───── RECORDS FOR THE EXERCISE
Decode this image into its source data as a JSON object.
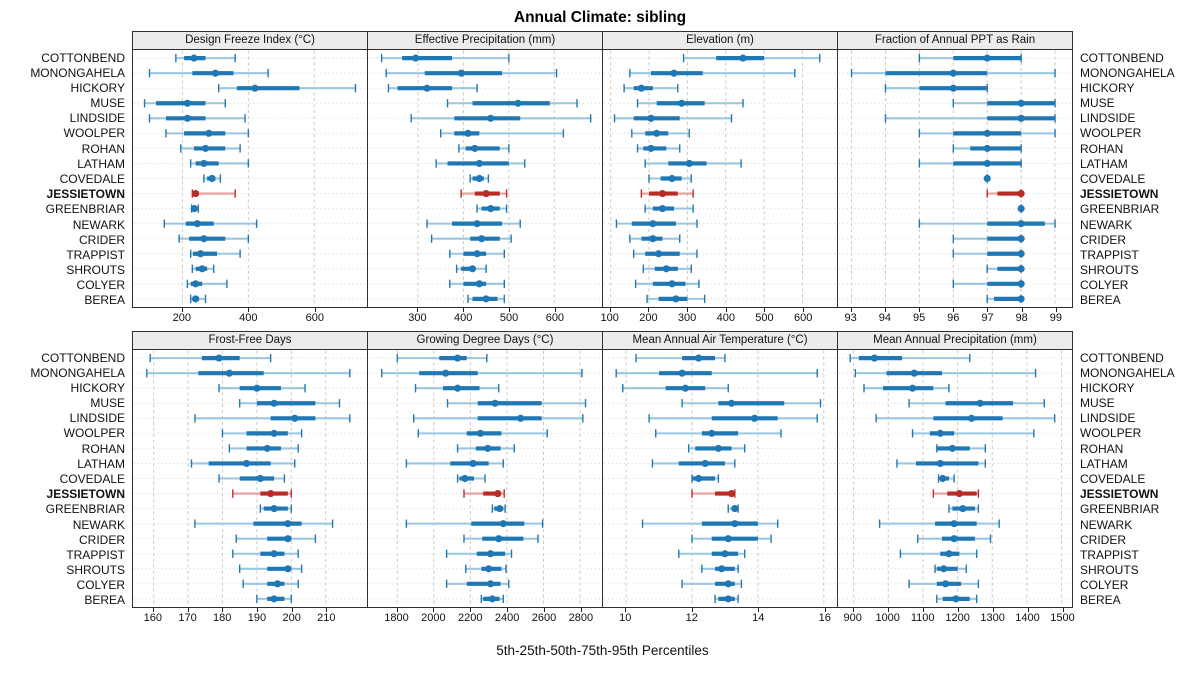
{
  "title": "Annual Climate: sibling",
  "caption": "5th-25th-50th-75th-95th Percentiles",
  "highlight_site": "JESSIETOWN",
  "colors": {
    "accent_blue": "#1f77b4",
    "accent_blue_light": "#9cc6e0",
    "highlight_red": "#b92b27",
    "highlight_red_light": "#e2a09e",
    "strip_bg": "#ececec",
    "grid": "#c8c8c8",
    "row_guide": "#d4d4d4",
    "border": "#2f2f2f"
  },
  "sites": [
    "COTTONBEND",
    "MONONGAHELA",
    "HICKORY",
    "MUSE",
    "LINDSIDE",
    "WOOLPER",
    "ROHAN",
    "LATHAM",
    "COVEDALE",
    "JESSIETOWN",
    "GREENBRIAR",
    "NEWARK",
    "CRIDER",
    "TRAPPIST",
    "SHROUTS",
    "COLYER",
    "BEREA"
  ],
  "percentile_labels": [
    "5th",
    "25th",
    "50th",
    "75th",
    "95th"
  ],
  "chart_data": [
    {
      "type": "dotplot-interval",
      "row": 0,
      "col": 0,
      "title": "Design Freeze Index (°C)",
      "xlim": [
        50,
        760
      ],
      "ticks": [
        200,
        400,
        600
      ],
      "values": [
        [
          180,
          205,
          235,
          270,
          360
        ],
        [
          100,
          230,
          300,
          355,
          460
        ],
        [
          310,
          365,
          420,
          555,
          725
        ],
        [
          85,
          120,
          215,
          270,
          330
        ],
        [
          100,
          150,
          215,
          270,
          390
        ],
        [
          150,
          205,
          280,
          330,
          400
        ],
        [
          195,
          235,
          270,
          330,
          375
        ],
        [
          225,
          240,
          265,
          310,
          400
        ],
        [
          265,
          275,
          290,
          300,
          315
        ],
        [
          230,
          232,
          240,
          250,
          360
        ],
        [
          228,
          230,
          236,
          242,
          248
        ],
        [
          145,
          210,
          245,
          295,
          425
        ],
        [
          190,
          220,
          265,
          330,
          400
        ],
        [
          225,
          232,
          255,
          305,
          375
        ],
        [
          230,
          240,
          260,
          275,
          295
        ],
        [
          215,
          225,
          240,
          260,
          335
        ],
        [
          225,
          230,
          240,
          250,
          270
        ]
      ]
    },
    {
      "type": "dotplot-interval",
      "row": 0,
      "col": 1,
      "title": "Effective Precipitation (mm)",
      "xlim": [
        190,
        705
      ],
      "ticks": [
        300,
        400,
        500,
        600
      ],
      "values": [
        [
          220,
          265,
          295,
          375,
          500
        ],
        [
          230,
          315,
          395,
          485,
          605
        ],
        [
          235,
          255,
          320,
          375,
          430
        ],
        [
          365,
          420,
          520,
          590,
          650
        ],
        [
          285,
          380,
          460,
          525,
          680
        ],
        [
          350,
          380,
          410,
          435,
          620
        ],
        [
          390,
          405,
          425,
          480,
          500
        ],
        [
          340,
          365,
          435,
          500,
          535
        ],
        [
          415,
          420,
          435,
          445,
          455
        ],
        [
          395,
          425,
          450,
          480,
          495
        ],
        [
          430,
          440,
          460,
          480,
          495
        ],
        [
          320,
          375,
          430,
          485,
          525
        ],
        [
          330,
          415,
          440,
          480,
          505
        ],
        [
          370,
          400,
          430,
          450,
          490
        ],
        [
          385,
          395,
          420,
          425,
          450
        ],
        [
          370,
          400,
          435,
          450,
          490
        ],
        [
          410,
          420,
          450,
          475,
          490
        ]
      ]
    },
    {
      "type": "dotplot-interval",
      "row": 0,
      "col": 2,
      "title": "Elevation (m)",
      "xlim": [
        80,
        690
      ],
      "ticks": [
        100,
        200,
        300,
        400,
        500,
        600
      ],
      "values": [
        [
          290,
          375,
          445,
          500,
          645
        ],
        [
          150,
          205,
          265,
          340,
          580
        ],
        [
          135,
          160,
          180,
          210,
          275
        ],
        [
          170,
          220,
          285,
          345,
          445
        ],
        [
          110,
          160,
          205,
          280,
          415
        ],
        [
          155,
          190,
          220,
          250,
          305
        ],
        [
          170,
          185,
          205,
          245,
          280
        ],
        [
          190,
          250,
          305,
          350,
          440
        ],
        [
          200,
          230,
          260,
          285,
          310
        ],
        [
          180,
          200,
          235,
          275,
          315
        ],
        [
          190,
          210,
          235,
          265,
          315
        ],
        [
          115,
          155,
          210,
          270,
          325
        ],
        [
          150,
          180,
          210,
          235,
          280
        ],
        [
          160,
          190,
          225,
          280,
          325
        ],
        [
          185,
          215,
          245,
          275,
          310
        ],
        [
          165,
          210,
          260,
          295,
          330
        ],
        [
          195,
          225,
          270,
          300,
          345
        ]
      ]
    },
    {
      "type": "dotplot-interval",
      "row": 0,
      "col": 3,
      "title": "Fraction of Annual PPT as Rain",
      "xlim": [
        92.6,
        99.5
      ],
      "ticks": [
        93,
        94,
        95,
        96,
        97,
        98,
        99
      ],
      "values": [
        [
          95,
          96,
          97,
          98,
          98
        ],
        [
          93,
          94,
          96,
          97,
          99
        ],
        [
          94,
          95,
          96,
          97,
          97
        ],
        [
          96,
          97,
          98,
          99,
          99
        ],
        [
          94,
          97,
          98,
          99,
          99
        ],
        [
          95,
          96,
          97,
          98,
          99
        ],
        [
          96,
          96.5,
          97,
          98,
          98
        ],
        [
          95,
          96,
          97,
          98,
          98
        ],
        [
          97,
          97,
          97,
          97,
          97
        ],
        [
          97,
          97.3,
          98,
          98,
          98
        ],
        [
          98,
          98,
          98,
          98,
          98
        ],
        [
          95,
          97,
          98,
          98.7,
          99
        ],
        [
          96,
          97,
          98,
          98,
          98
        ],
        [
          96,
          97,
          98,
          98,
          98
        ],
        [
          97,
          97.3,
          98,
          98,
          98
        ],
        [
          96,
          97,
          98,
          98,
          98
        ],
        [
          97,
          97.2,
          98,
          98,
          98
        ]
      ]
    },
    {
      "type": "dotplot-interval",
      "row": 1,
      "col": 0,
      "title": "Frost-Free Days",
      "xlim": [
        154,
        222
      ],
      "ticks": [
        160,
        170,
        180,
        190,
        200,
        210
      ],
      "values": [
        [
          159,
          174,
          179,
          185,
          194
        ],
        [
          158,
          173,
          182,
          192,
          217
        ],
        [
          179,
          185,
          190,
          197,
          204
        ],
        [
          185,
          190,
          195,
          207,
          214
        ],
        [
          172,
          194,
          201,
          207,
          217
        ],
        [
          180,
          187,
          195,
          199,
          203
        ],
        [
          182,
          187,
          193,
          197,
          202
        ],
        [
          171,
          176,
          187,
          194,
          201
        ],
        [
          179,
          185,
          191,
          195,
          198
        ],
        [
          183,
          191,
          194,
          199,
          200
        ],
        [
          191,
          192,
          195,
          199,
          200
        ],
        [
          172,
          189,
          199,
          203,
          212
        ],
        [
          184,
          193,
          199,
          200,
          207
        ],
        [
          183,
          191,
          195,
          198,
          202
        ],
        [
          185,
          193,
          199,
          200,
          203
        ],
        [
          186,
          193,
          196,
          198,
          202
        ],
        [
          190,
          193,
          195,
          198,
          200
        ]
      ]
    },
    {
      "type": "dotplot-interval",
      "row": 1,
      "col": 1,
      "title": "Growing Degree Days (°C)",
      "xlim": [
        1640,
        2920
      ],
      "ticks": [
        1800,
        2000,
        2200,
        2400,
        2600,
        2800
      ],
      "values": [
        [
          1800,
          2030,
          2130,
          2180,
          2290
        ],
        [
          1715,
          1920,
          2065,
          2240,
          2810
        ],
        [
          1900,
          2050,
          2130,
          2250,
          2355
        ],
        [
          2075,
          2240,
          2335,
          2590,
          2830
        ],
        [
          1890,
          2240,
          2475,
          2590,
          2815
        ],
        [
          1915,
          2180,
          2255,
          2370,
          2620
        ],
        [
          2130,
          2230,
          2295,
          2365,
          2440
        ],
        [
          1850,
          2090,
          2215,
          2300,
          2380
        ],
        [
          2130,
          2140,
          2170,
          2220,
          2280
        ],
        [
          2165,
          2270,
          2350,
          2365,
          2385
        ],
        [
          2320,
          2330,
          2360,
          2380,
          2390
        ],
        [
          1850,
          2205,
          2380,
          2495,
          2595
        ],
        [
          2165,
          2265,
          2355,
          2490,
          2570
        ],
        [
          2070,
          2235,
          2310,
          2390,
          2425
        ],
        [
          2175,
          2260,
          2300,
          2370,
          2395
        ],
        [
          2070,
          2180,
          2310,
          2365,
          2410
        ],
        [
          2260,
          2270,
          2320,
          2360,
          2380
        ]
      ]
    },
    {
      "type": "dotplot-interval",
      "row": 1,
      "col": 2,
      "title": "Mean Annual Air Temperature (°C)",
      "xlim": [
        9.3,
        16.4
      ],
      "ticks": [
        10,
        12,
        14,
        16
      ],
      "values": [
        [
          10.3,
          11.7,
          12.2,
          12.7,
          13.0
        ],
        [
          9.7,
          11.0,
          11.7,
          12.6,
          15.8
        ],
        [
          9.9,
          11.2,
          11.8,
          12.4,
          13.1
        ],
        [
          11.7,
          12.8,
          13.2,
          14.8,
          15.9
        ],
        [
          10.7,
          12.6,
          13.9,
          14.6,
          15.8
        ],
        [
          10.9,
          12.3,
          12.6,
          13.4,
          14.7
        ],
        [
          11.9,
          12.1,
          12.8,
          13.2,
          13.6
        ],
        [
          10.8,
          11.6,
          12.4,
          13.0,
          13.3
        ],
        [
          12.0,
          12.0,
          12.2,
          12.7,
          12.8
        ],
        [
          12.0,
          12.7,
          13.2,
          13.3,
          13.3
        ],
        [
          13.1,
          13.2,
          13.3,
          13.3,
          13.4
        ],
        [
          10.5,
          12.3,
          13.3,
          14.0,
          14.6
        ],
        [
          12.0,
          12.6,
          13.1,
          14.0,
          14.4
        ],
        [
          11.6,
          12.6,
          13.0,
          13.4,
          13.6
        ],
        [
          12.3,
          12.7,
          12.9,
          13.3,
          13.4
        ],
        [
          11.7,
          12.7,
          13.1,
          13.3,
          13.5
        ],
        [
          12.7,
          12.8,
          13.1,
          13.3,
          13.4
        ]
      ]
    },
    {
      "type": "dotplot-interval",
      "row": 1,
      "col": 3,
      "title": "Mean Annual Precipitation (mm)",
      "xlim": [
        855,
        1530
      ],
      "ticks": [
        900,
        1000,
        1100,
        1200,
        1300,
        1400,
        1500
      ],
      "values": [
        [
          890,
          915,
          960,
          1040,
          1235
        ],
        [
          905,
          995,
          1075,
          1155,
          1425
        ],
        [
          930,
          985,
          1070,
          1130,
          1175
        ],
        [
          1060,
          1165,
          1265,
          1360,
          1450
        ],
        [
          965,
          1130,
          1240,
          1330,
          1480
        ],
        [
          1070,
          1120,
          1150,
          1190,
          1420
        ],
        [
          1140,
          1140,
          1185,
          1235,
          1280
        ],
        [
          1025,
          1080,
          1150,
          1260,
          1280
        ],
        [
          1145,
          1150,
          1157,
          1175,
          1190
        ],
        [
          1130,
          1170,
          1205,
          1255,
          1260
        ],
        [
          1175,
          1185,
          1215,
          1250,
          1260
        ],
        [
          975,
          1135,
          1190,
          1255,
          1320
        ],
        [
          1085,
          1155,
          1190,
          1250,
          1295
        ],
        [
          1035,
          1150,
          1175,
          1205,
          1255
        ],
        [
          1135,
          1140,
          1160,
          1200,
          1225
        ],
        [
          1060,
          1140,
          1165,
          1210,
          1260
        ],
        [
          1140,
          1157,
          1195,
          1235,
          1255
        ]
      ]
    }
  ]
}
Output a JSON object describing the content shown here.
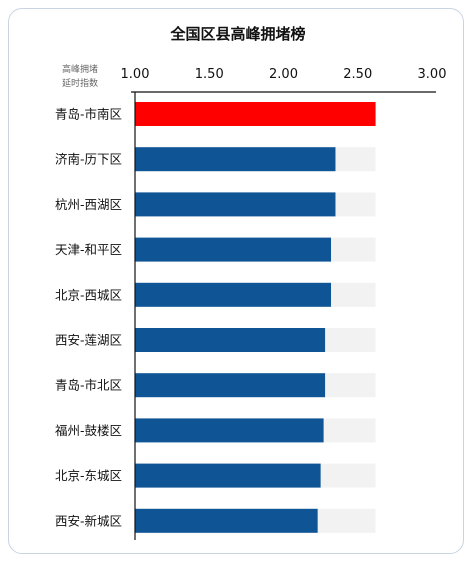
{
  "chart_data": {
    "type": "bar",
    "orientation": "horizontal",
    "title": "全国区县高峰拥堵榜",
    "ylabel_lines": [
      "高峰拥堵",
      "延时指数"
    ],
    "xlim": [
      1.0,
      3.0
    ],
    "xticks": [
      "1.00",
      "1.50",
      "2.00",
      "2.50",
      "3.00"
    ],
    "xtick_values": [
      1.0,
      1.5,
      2.0,
      2.5,
      3.0
    ],
    "track_max": 2.62,
    "categories": [
      "青岛-市南区",
      "济南-历下区",
      "杭州-西湖区",
      "天津-和平区",
      "北京-西城区",
      "西安-莲湖区",
      "青岛-市北区",
      "福州-鼓楼区",
      "北京-东城区",
      "西安-新城区"
    ],
    "values": [
      2.62,
      2.35,
      2.35,
      2.32,
      2.32,
      2.28,
      2.28,
      2.27,
      2.25,
      2.23
    ],
    "highlight_index": 0,
    "colors": {
      "highlight": "#ff0000",
      "bar": "#0f5596",
      "track": "#f2f2f2",
      "axis": "#111111"
    },
    "grid": false
  }
}
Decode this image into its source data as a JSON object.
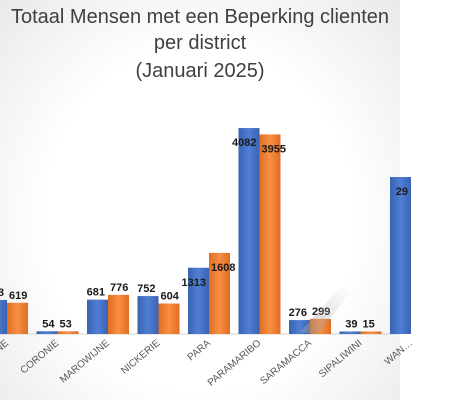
{
  "chart_data": {
    "type": "bar",
    "title": [
      "Totaal Mensen met een Beperking clienten",
      "per district",
      "(Januari 2025)"
    ],
    "xlabel": "",
    "ylabel": "",
    "categories": [
      "…NE",
      "CORONIE",
      "MAROWIJNE",
      "NICKERIE",
      "PARA",
      "PARAMARIBO",
      "SARAMACCA",
      "SIPALIWINI",
      "WAN…"
    ],
    "series": [
      {
        "values": [
          null,
          54,
          681,
          752,
          1313,
          4082,
          276,
          39,
          null
        ],
        "labels": [
          "8",
          "54",
          "681",
          "752",
          "1313",
          "4082",
          "276",
          "39",
          "29"
        ],
        "color": "#4472c4"
      },
      {
        "values": [
          619,
          53,
          776,
          604,
          1608,
          3955,
          299,
          15,
          null
        ],
        "labels": [
          "619",
          "53",
          "776",
          "604",
          "1608",
          "3955",
          "299",
          "15",
          ""
        ],
        "color": "#ed7d31"
      }
    ],
    "ylim": [
      0,
      4400
    ],
    "grid": false,
    "legend": "none"
  }
}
──────────
List each line in the listing that contains the string "Annual".

> RESPONSE TO THE TASK:
  "title": "Annual Climate: sibling",
      "title": "Fraction of Annual PPT as Rain",
      "title": "Mean Annual Air Temperature (°C)",
      "title": "Mean Annual Precipitation (mm)",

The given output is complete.